### Exercise directions
Using the records below, give the number of lines where the word "pole" appears, with no further output.

━━━━━━━━━━━━━━━━━━━━

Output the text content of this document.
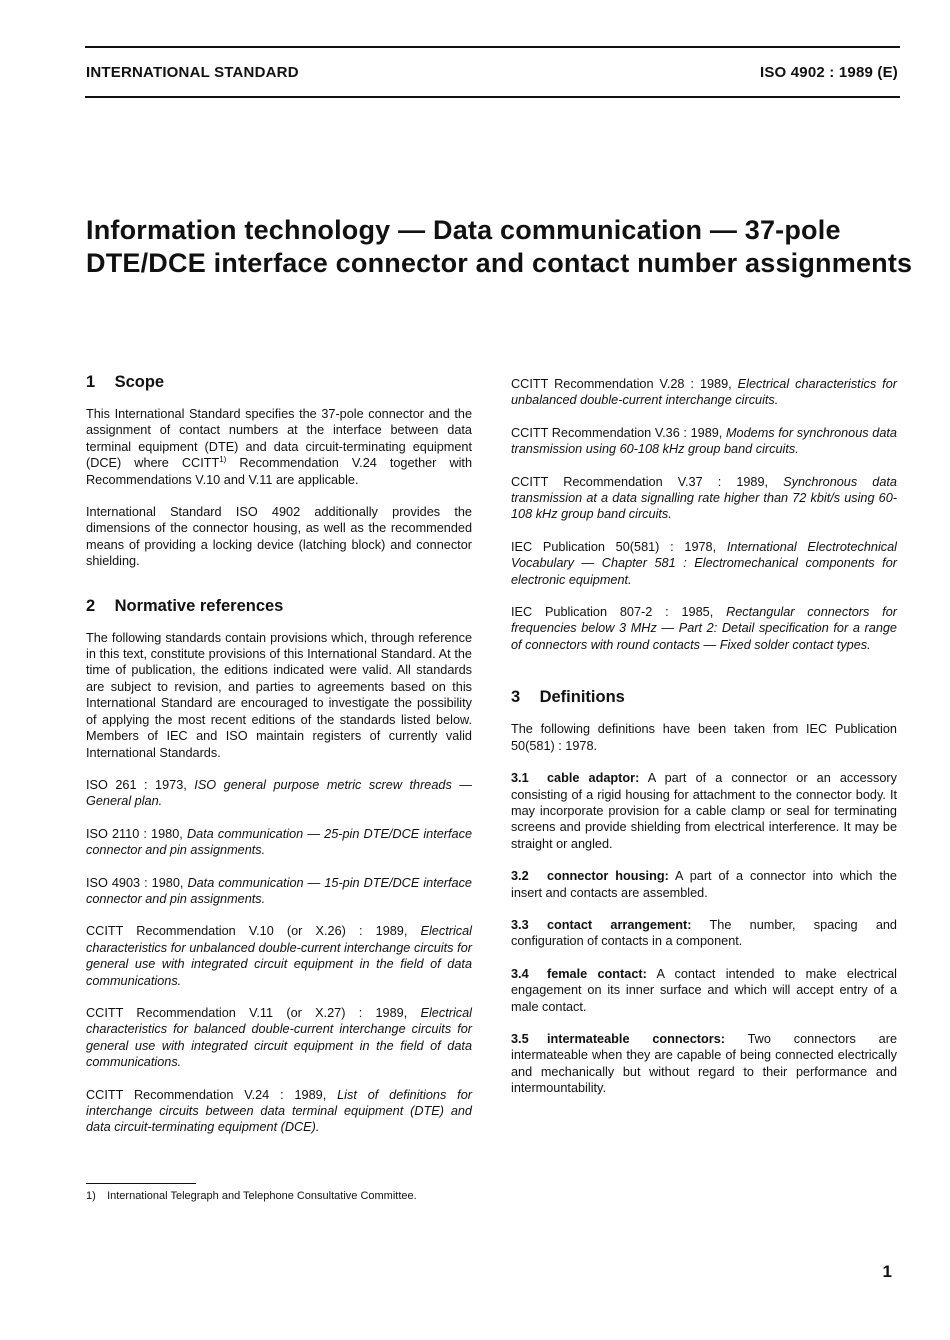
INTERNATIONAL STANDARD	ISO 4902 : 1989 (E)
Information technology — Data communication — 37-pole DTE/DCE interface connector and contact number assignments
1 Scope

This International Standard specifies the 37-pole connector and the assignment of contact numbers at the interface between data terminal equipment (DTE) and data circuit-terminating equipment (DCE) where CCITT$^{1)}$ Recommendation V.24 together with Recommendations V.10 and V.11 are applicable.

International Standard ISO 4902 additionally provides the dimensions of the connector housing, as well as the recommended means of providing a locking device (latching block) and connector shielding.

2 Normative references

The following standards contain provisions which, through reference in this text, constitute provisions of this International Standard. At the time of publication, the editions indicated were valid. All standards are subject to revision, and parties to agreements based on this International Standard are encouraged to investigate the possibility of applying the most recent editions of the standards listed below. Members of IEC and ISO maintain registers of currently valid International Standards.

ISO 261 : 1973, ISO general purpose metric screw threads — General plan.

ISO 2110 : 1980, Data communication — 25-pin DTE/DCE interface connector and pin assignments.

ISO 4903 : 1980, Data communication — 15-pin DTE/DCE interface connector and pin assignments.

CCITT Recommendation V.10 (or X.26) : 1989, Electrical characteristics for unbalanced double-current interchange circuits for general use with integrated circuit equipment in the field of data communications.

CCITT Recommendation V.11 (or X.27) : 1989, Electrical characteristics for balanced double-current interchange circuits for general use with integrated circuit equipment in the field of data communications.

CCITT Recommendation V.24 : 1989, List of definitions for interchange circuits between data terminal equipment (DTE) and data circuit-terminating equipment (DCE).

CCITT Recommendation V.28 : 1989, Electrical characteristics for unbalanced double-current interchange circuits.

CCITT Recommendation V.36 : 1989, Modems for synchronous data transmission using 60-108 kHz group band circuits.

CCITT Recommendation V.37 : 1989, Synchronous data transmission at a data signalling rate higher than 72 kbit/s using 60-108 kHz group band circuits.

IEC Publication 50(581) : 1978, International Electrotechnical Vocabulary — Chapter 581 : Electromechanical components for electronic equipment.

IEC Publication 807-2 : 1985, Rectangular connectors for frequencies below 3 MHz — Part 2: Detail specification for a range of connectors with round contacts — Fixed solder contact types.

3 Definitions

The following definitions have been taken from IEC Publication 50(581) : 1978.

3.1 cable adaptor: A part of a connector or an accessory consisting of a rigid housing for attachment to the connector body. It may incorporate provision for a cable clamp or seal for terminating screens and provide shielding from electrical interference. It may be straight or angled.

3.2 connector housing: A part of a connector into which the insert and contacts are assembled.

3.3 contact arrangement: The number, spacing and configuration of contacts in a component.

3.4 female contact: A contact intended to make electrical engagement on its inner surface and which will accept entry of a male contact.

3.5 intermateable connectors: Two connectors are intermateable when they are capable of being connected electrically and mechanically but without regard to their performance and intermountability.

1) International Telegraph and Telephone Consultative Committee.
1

━━━━━━━━━━━━━━━━━━━━

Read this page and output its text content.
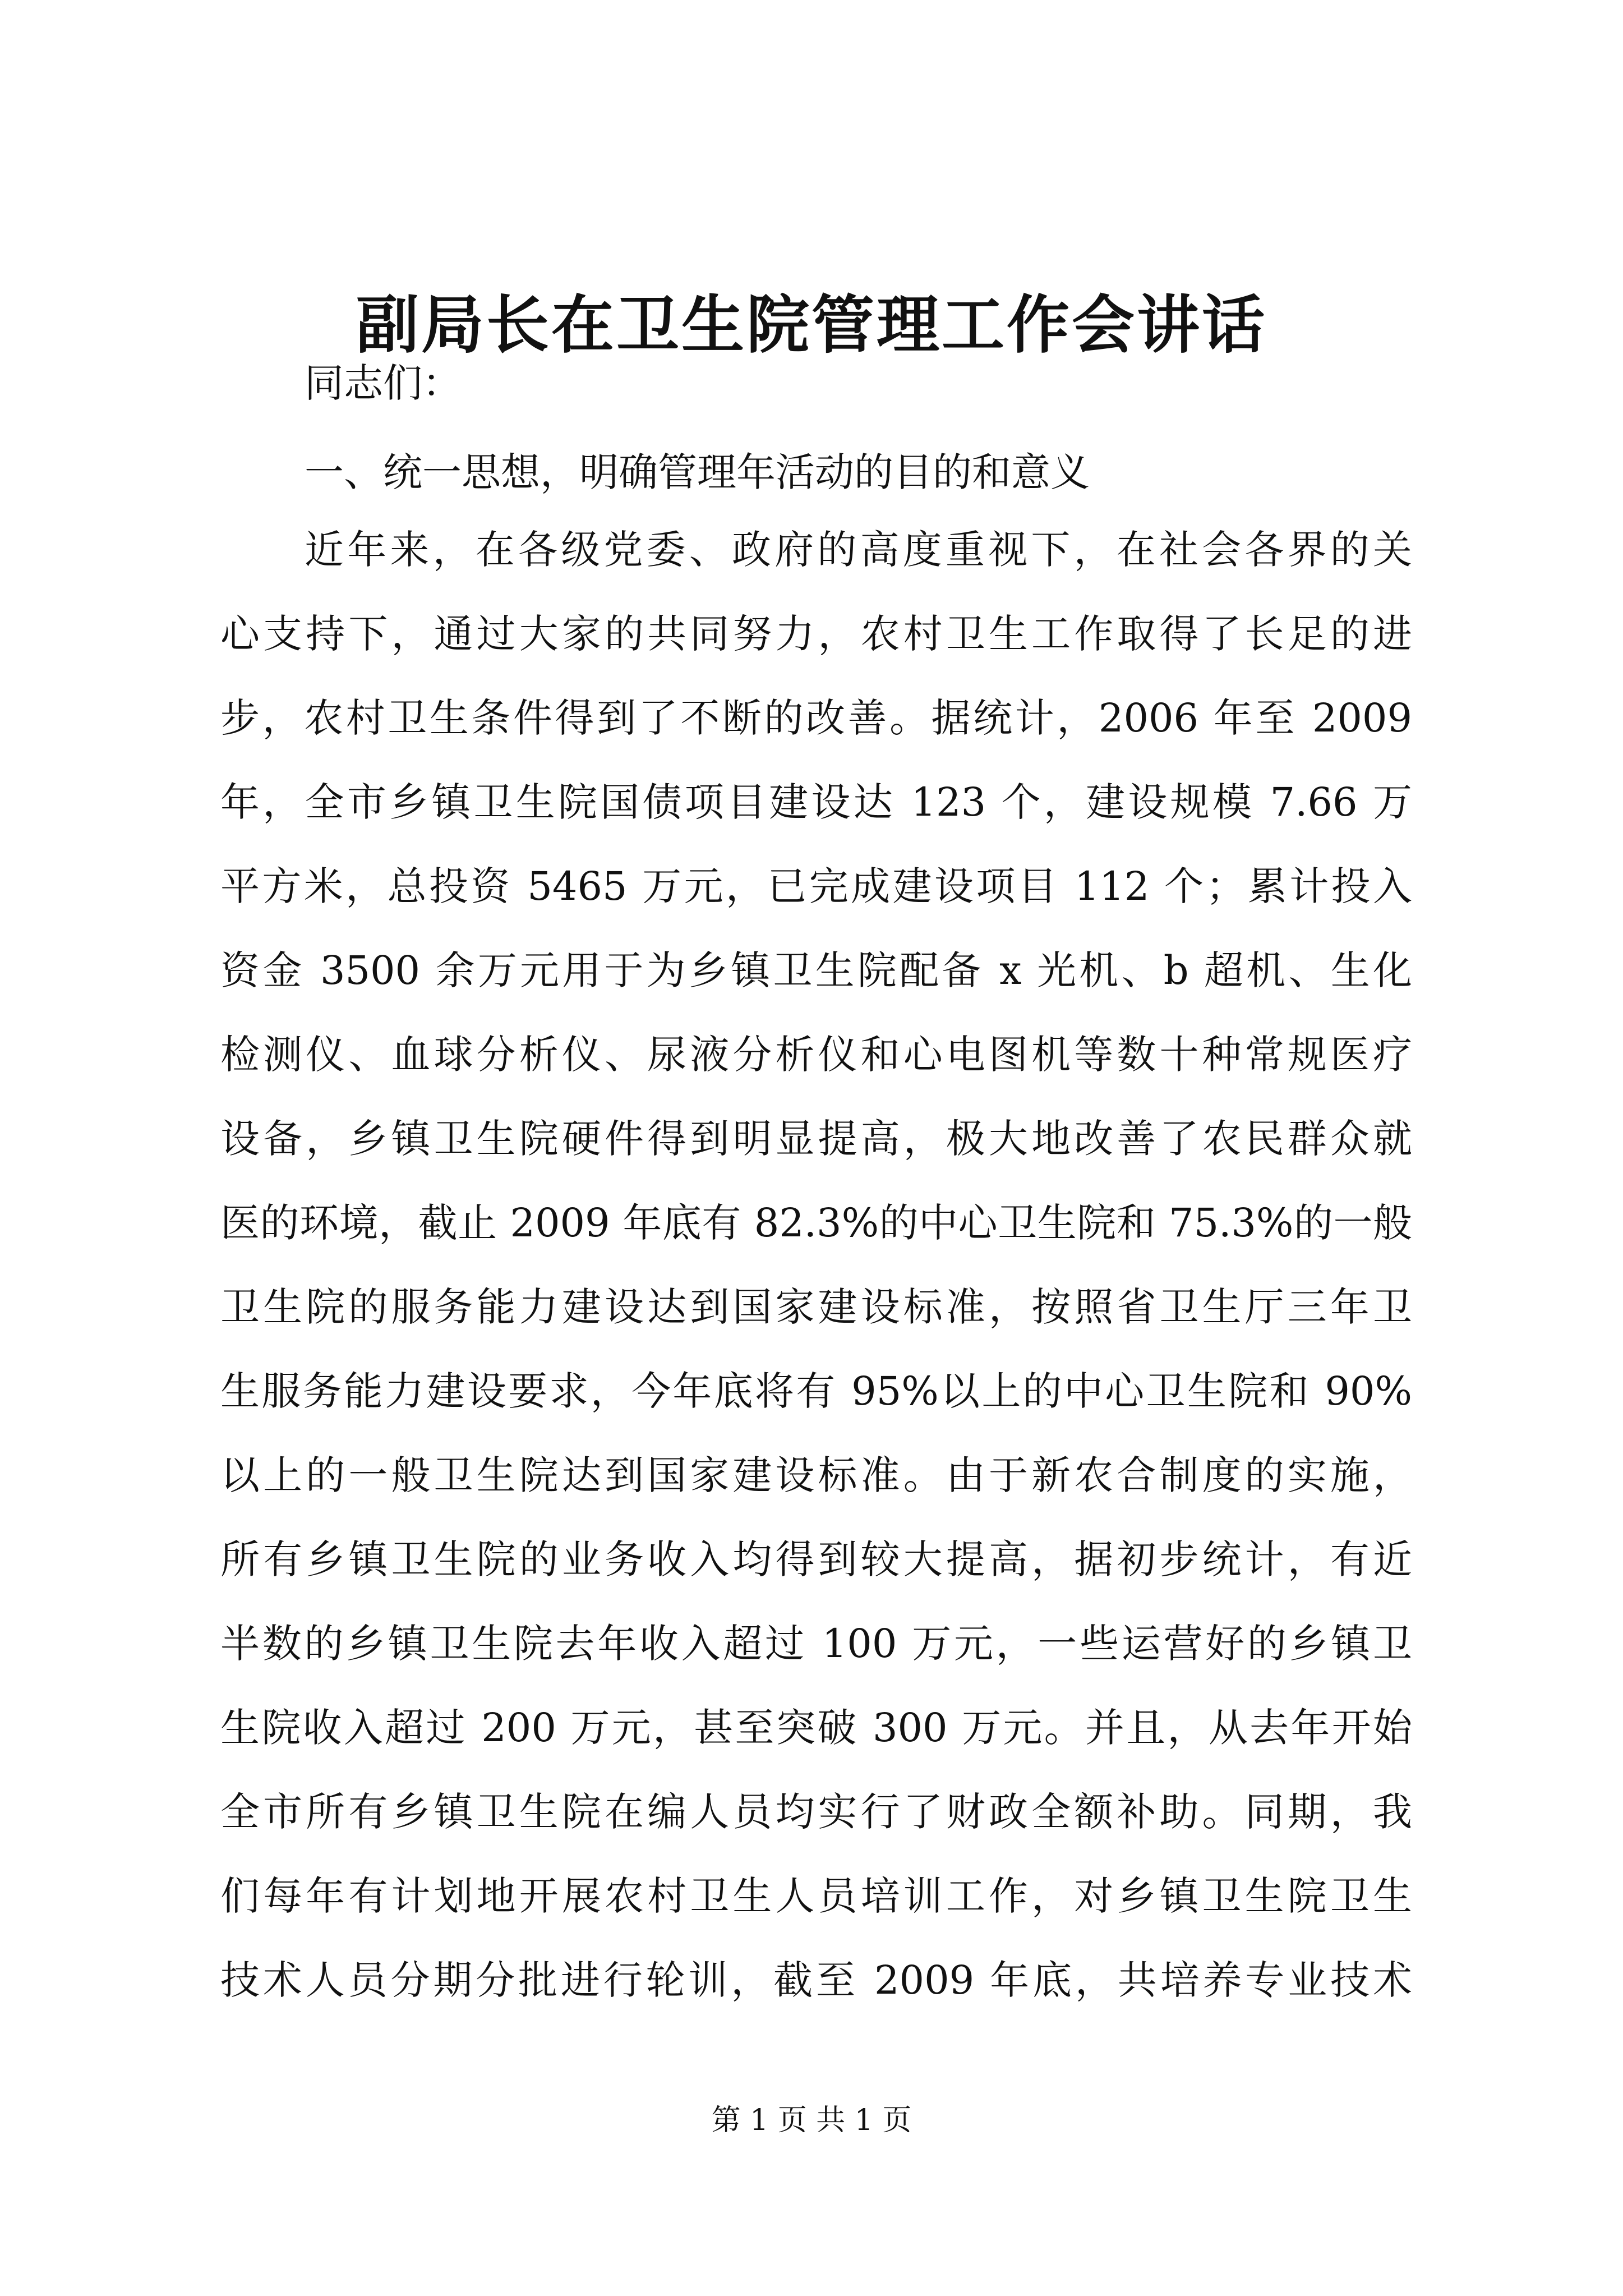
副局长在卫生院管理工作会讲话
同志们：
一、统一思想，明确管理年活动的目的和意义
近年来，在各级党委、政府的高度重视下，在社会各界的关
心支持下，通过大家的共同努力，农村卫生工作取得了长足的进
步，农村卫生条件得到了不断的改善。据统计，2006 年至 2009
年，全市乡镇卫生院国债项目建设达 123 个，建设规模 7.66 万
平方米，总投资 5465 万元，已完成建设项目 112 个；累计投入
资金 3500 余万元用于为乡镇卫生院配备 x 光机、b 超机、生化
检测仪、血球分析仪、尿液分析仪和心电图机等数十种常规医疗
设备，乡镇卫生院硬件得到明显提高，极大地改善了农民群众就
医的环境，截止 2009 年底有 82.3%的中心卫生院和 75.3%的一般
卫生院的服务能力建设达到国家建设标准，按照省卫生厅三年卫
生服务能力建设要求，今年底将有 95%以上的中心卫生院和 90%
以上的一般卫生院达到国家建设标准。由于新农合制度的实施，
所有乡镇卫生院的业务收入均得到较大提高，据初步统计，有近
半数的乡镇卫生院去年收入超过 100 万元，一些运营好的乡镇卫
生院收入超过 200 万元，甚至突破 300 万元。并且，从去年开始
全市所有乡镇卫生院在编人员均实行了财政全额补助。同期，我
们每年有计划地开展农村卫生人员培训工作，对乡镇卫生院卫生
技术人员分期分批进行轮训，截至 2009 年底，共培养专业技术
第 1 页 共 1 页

━━━━━━━━━━━━━━━━━━━━

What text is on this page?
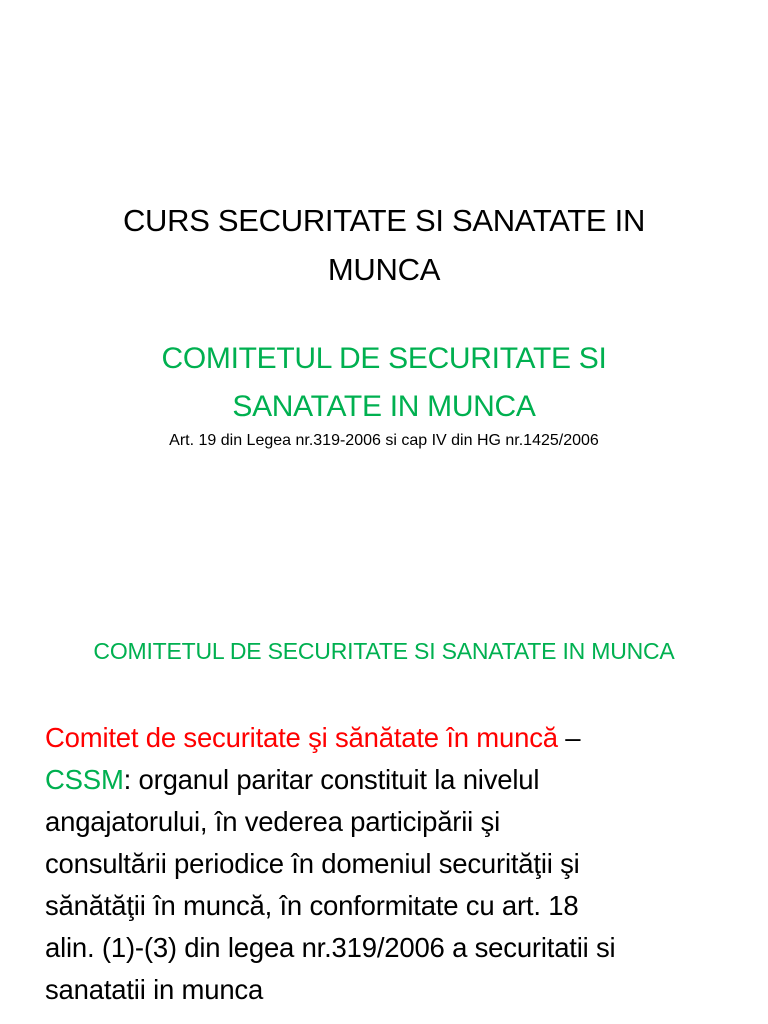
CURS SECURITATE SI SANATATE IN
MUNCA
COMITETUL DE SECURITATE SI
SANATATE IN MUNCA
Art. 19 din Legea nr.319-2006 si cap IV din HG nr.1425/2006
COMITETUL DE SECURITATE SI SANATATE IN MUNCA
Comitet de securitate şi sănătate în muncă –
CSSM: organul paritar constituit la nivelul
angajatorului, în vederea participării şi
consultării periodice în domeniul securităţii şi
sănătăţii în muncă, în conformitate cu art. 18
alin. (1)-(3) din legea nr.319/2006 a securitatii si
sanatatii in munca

━━━━━━━━━━━━━━━━━━━━

### Full answer
2